▼▼▼

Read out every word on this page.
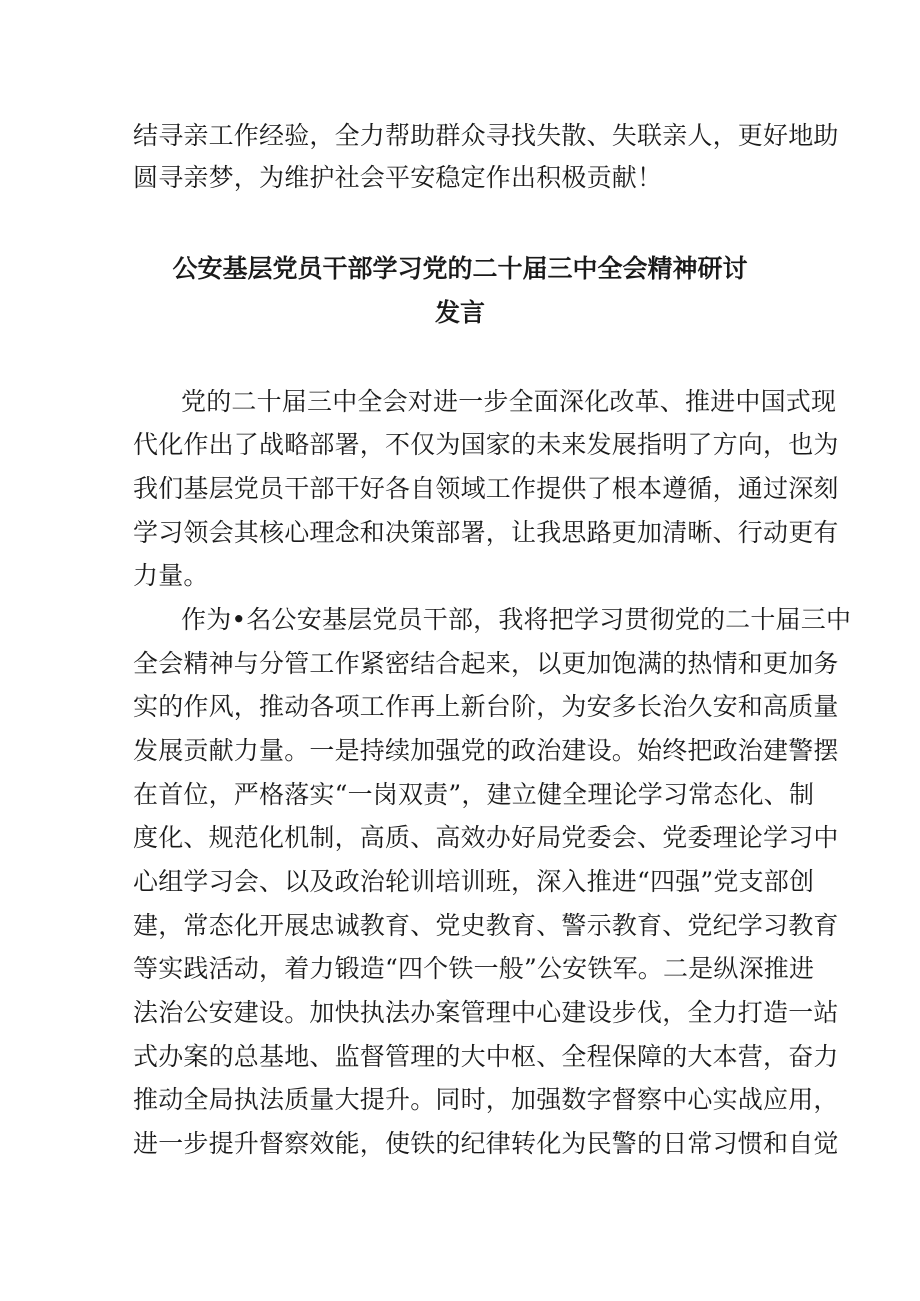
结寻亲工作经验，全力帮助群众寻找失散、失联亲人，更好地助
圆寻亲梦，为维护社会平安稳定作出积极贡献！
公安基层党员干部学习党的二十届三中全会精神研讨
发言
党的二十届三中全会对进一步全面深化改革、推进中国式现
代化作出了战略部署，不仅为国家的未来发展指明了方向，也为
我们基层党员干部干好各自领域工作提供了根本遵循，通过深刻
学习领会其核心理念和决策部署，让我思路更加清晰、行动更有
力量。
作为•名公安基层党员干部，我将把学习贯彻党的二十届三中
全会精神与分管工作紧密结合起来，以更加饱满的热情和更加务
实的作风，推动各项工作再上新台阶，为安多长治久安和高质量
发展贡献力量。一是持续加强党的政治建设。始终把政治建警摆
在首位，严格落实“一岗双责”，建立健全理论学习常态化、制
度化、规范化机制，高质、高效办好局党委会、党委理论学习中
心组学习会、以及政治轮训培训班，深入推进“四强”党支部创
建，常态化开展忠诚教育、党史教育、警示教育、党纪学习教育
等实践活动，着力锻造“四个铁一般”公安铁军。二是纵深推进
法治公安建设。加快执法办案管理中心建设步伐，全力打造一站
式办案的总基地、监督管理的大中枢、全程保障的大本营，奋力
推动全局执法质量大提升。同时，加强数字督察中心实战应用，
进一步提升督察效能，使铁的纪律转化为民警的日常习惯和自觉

▲▲▲

What you should do> Nothing in the entries should change as you copy them, except that the pictures are left out.

Task response>
Read out every word on this page.
结寻亲工作经验，全力帮助群众寻找失散、失联亲人，更好地助
圆寻亲梦，为维护社会平安稳定作出积极贡献！
公安基层党员干部学习党的二十届三中全会精神研讨
发言
党的二十届三中全会对进一步全面深化改革、推进中国式现
代化作出了战略部署，不仅为国家的未来发展指明了方向，也为
我们基层党员干部干好各自领域工作提供了根本遵循，通过深刻
学习领会其核心理念和决策部署，让我思路更加清晰、行动更有
力量。
作为•名公安基层党员干部，我将把学习贯彻党的二十届三中
全会精神与分管工作紧密结合起来，以更加饱满的热情和更加务
实的作风，推动各项工作再上新台阶，为安多长治久安和高质量
发展贡献力量。一是持续加强党的政治建设。始终把政治建警摆
在首位，严格落实“一岗双责”，建立健全理论学习常态化、制
度化、规范化机制，高质、高效办好局党委会、党委理论学习中
心组学习会、以及政治轮训培训班，深入推进“四强”党支部创
建，常态化开展忠诚教育、党史教育、警示教育、党纪学习教育
等实践活动，着力锻造“四个铁一般”公安铁军。二是纵深推进
法治公安建设。加快执法办案管理中心建设步伐，全力打造一站
式办案的总基地、监督管理的大中枢、全程保障的大本营，奋力
推动全局执法质量大提升。同时，加强数字督察中心实战应用，
进一步提升督察效能，使铁的纪律转化为民警的日常习惯和自觉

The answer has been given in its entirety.